▸ **Task description**
Find every line in the records below that contains the word "people", and copy each such line.

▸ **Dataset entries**
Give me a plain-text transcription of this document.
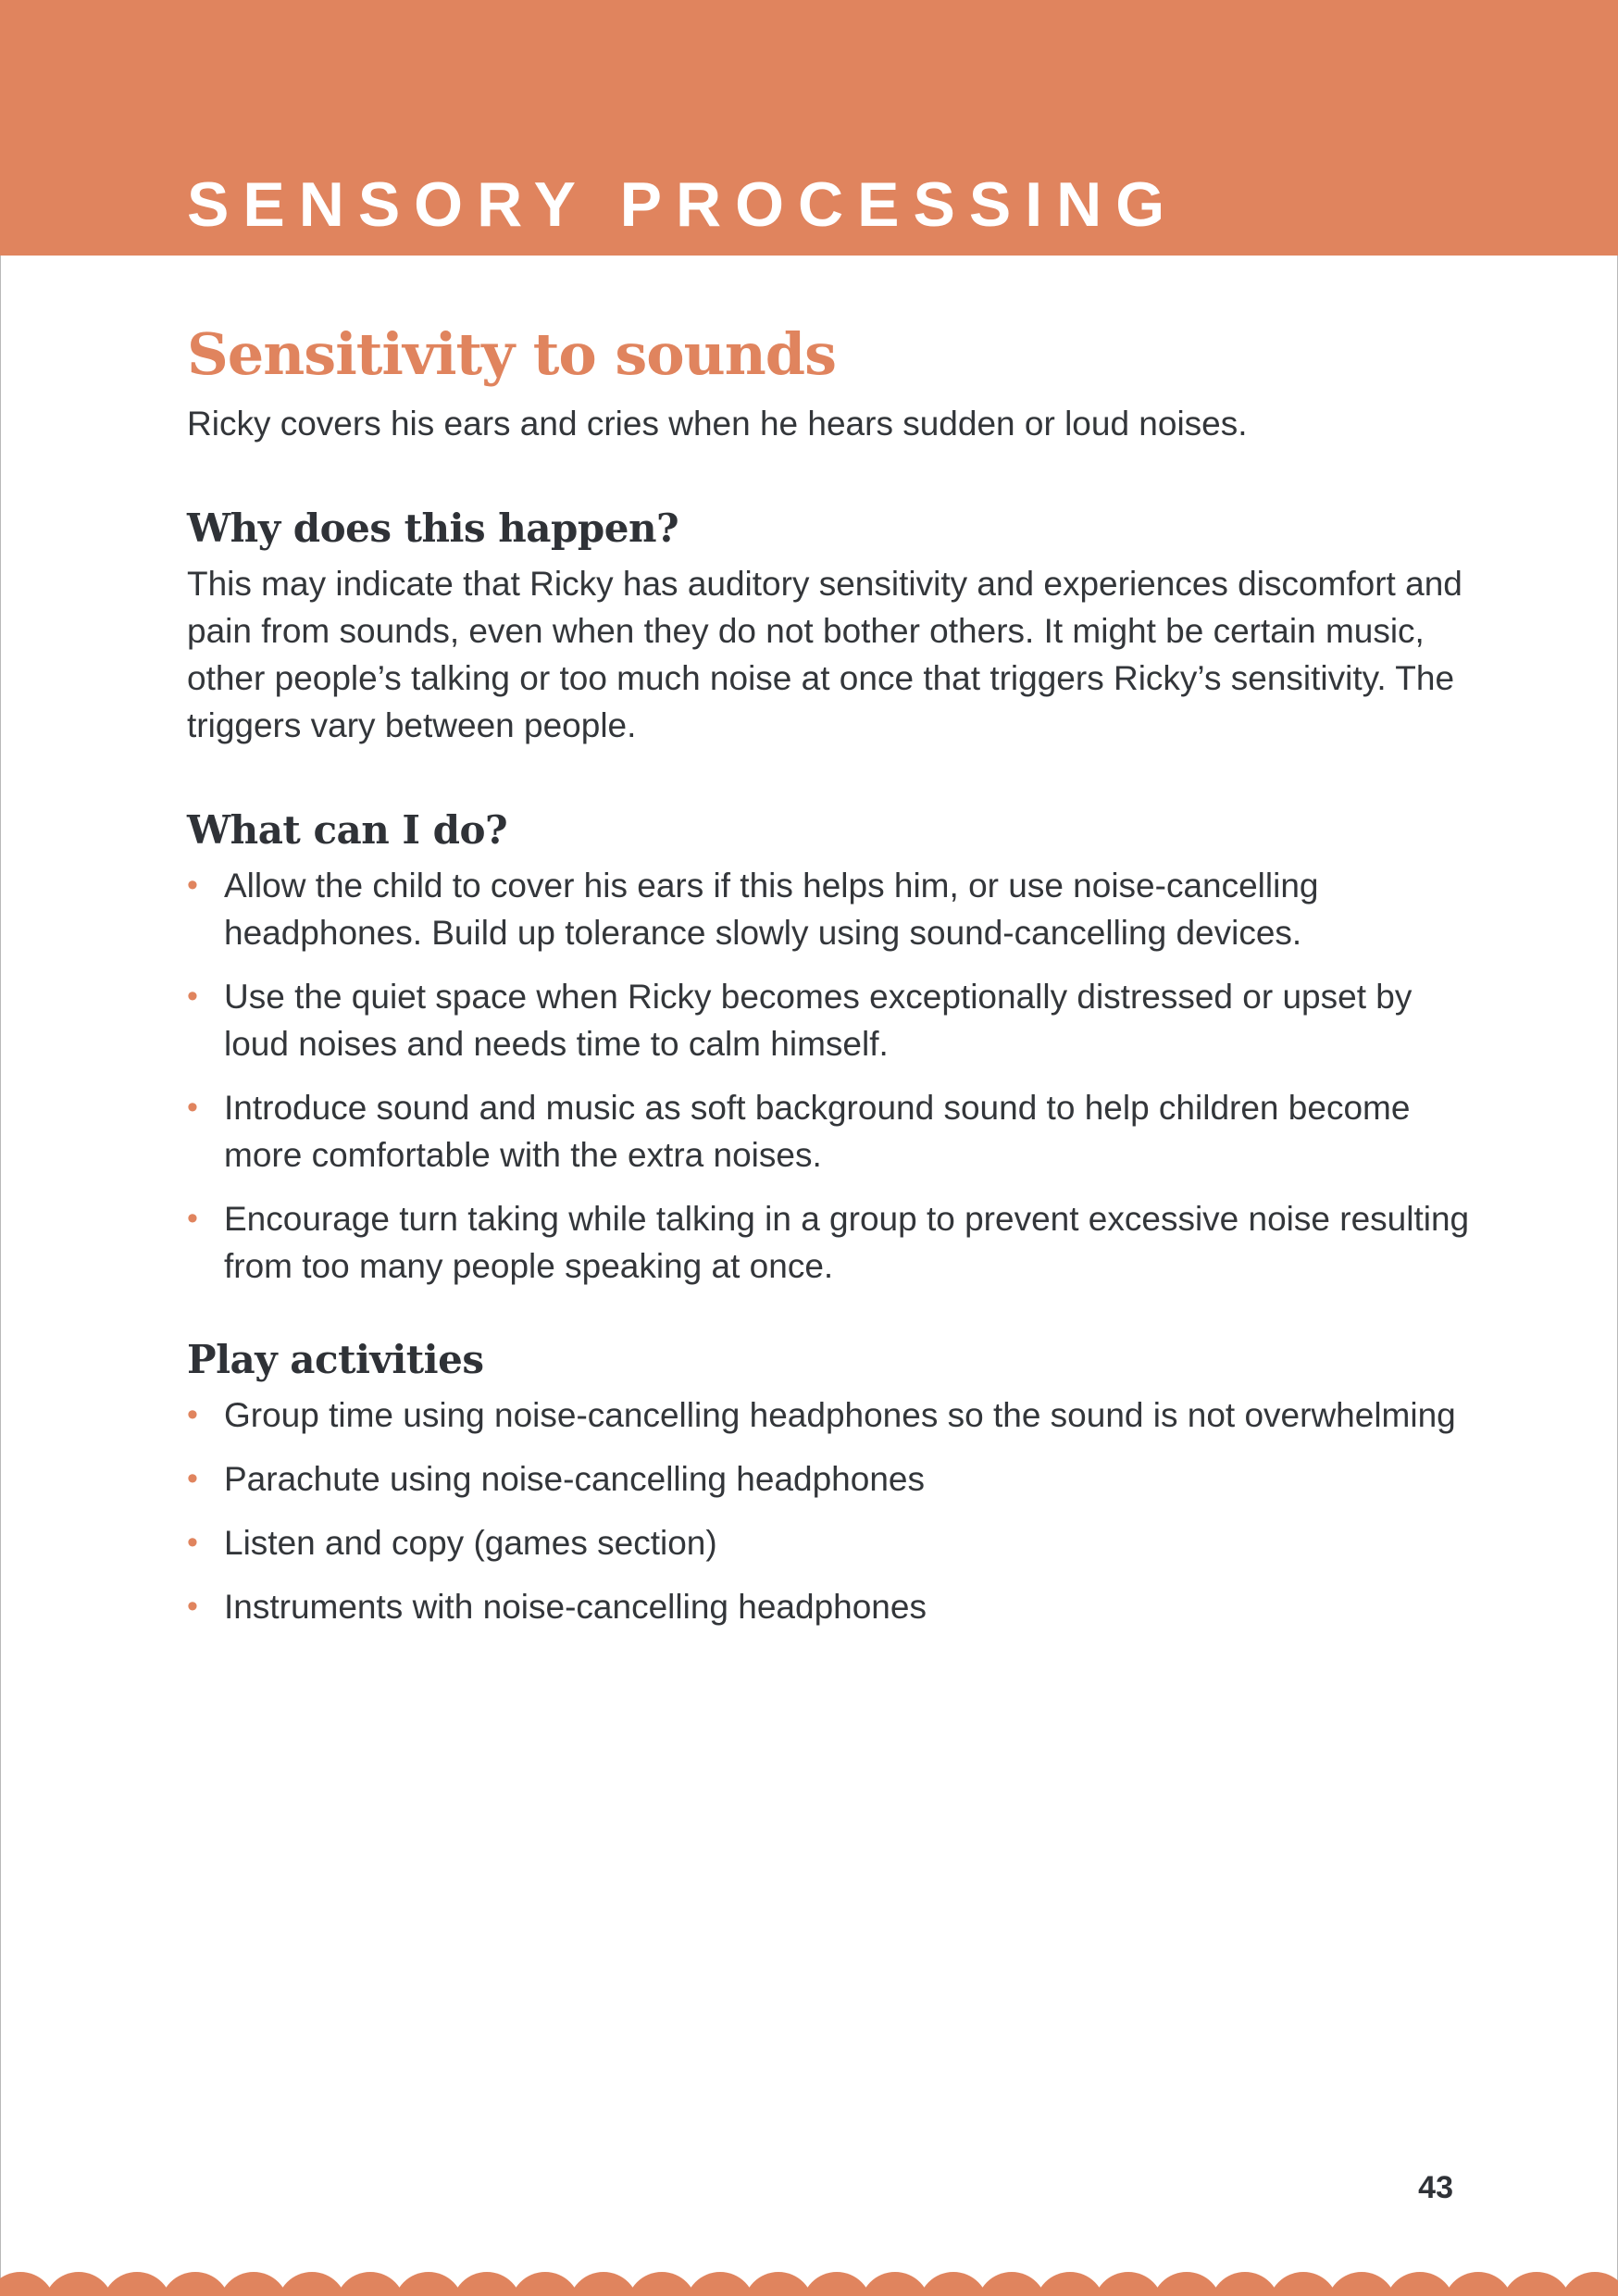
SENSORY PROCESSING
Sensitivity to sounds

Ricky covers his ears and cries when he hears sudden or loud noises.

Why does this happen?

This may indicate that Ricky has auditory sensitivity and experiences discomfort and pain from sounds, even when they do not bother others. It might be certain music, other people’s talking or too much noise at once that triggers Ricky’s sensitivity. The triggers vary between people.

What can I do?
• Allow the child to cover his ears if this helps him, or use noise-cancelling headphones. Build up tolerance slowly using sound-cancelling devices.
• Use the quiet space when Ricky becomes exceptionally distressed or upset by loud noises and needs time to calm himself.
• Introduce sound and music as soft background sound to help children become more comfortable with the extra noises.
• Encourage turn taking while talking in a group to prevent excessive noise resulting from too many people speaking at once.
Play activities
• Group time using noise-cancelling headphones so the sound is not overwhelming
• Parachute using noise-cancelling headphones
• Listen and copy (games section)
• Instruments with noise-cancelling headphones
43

▸ **Task response**
This may indicate that Ricky has auditory sensitivity and experiences discomfort and pain from sounds, even when they do not bother others. It might be certain music, other people’s talking or too much noise at once that triggers Ricky’s sensitivity. The triggers vary between people.
• Encourage turn taking while talking in a group to prevent excessive noise resulting from too many people speaking at once.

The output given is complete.